Search the material and gather each line with "make" in it.

** START AVAILABLE RECORDS **

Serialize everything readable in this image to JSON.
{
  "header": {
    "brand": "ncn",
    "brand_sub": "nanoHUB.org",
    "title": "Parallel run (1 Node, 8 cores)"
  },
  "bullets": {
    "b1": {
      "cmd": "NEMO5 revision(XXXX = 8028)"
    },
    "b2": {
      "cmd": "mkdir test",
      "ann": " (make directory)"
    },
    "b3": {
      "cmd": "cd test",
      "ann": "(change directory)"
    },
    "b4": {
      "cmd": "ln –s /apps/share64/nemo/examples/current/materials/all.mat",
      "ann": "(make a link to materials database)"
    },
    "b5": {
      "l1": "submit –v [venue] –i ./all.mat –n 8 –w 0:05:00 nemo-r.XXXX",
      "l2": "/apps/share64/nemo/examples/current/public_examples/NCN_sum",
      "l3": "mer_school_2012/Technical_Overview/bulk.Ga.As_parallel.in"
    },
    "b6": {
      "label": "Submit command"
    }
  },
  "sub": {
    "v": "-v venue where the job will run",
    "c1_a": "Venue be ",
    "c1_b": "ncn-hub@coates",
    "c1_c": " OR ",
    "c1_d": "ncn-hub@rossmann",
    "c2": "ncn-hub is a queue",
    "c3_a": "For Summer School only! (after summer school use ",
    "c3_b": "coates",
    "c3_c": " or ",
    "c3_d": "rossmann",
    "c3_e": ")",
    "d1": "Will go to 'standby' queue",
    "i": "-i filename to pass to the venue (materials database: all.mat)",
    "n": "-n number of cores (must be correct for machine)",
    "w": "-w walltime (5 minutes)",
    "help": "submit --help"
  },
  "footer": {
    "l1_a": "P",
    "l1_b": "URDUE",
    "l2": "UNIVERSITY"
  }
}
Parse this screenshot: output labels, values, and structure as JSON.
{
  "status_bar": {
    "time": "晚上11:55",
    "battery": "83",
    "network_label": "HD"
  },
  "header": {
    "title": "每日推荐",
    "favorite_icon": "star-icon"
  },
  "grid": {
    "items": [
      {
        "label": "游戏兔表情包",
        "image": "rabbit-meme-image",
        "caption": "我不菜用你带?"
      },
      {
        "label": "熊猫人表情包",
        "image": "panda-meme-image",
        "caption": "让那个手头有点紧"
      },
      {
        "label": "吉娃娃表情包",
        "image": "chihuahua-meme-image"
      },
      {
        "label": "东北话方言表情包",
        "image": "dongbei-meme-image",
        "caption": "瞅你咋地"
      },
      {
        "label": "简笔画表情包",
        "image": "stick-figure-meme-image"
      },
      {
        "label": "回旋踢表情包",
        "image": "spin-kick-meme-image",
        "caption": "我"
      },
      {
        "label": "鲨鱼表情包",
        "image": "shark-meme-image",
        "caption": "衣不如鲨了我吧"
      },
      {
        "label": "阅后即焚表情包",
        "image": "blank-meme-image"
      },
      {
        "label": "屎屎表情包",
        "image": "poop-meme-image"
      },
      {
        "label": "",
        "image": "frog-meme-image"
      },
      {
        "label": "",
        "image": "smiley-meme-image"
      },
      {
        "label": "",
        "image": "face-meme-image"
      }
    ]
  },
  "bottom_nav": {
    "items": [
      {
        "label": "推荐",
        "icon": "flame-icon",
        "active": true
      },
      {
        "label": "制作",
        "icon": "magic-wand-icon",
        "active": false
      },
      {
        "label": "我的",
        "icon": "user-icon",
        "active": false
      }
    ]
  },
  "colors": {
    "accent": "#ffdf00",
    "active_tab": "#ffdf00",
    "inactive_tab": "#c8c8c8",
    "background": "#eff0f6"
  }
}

** END AVAILABLE RECORDS **

CORRECT ANSWER
      "ann": " (make directory)"
      "ann": "(make a link to materials database)"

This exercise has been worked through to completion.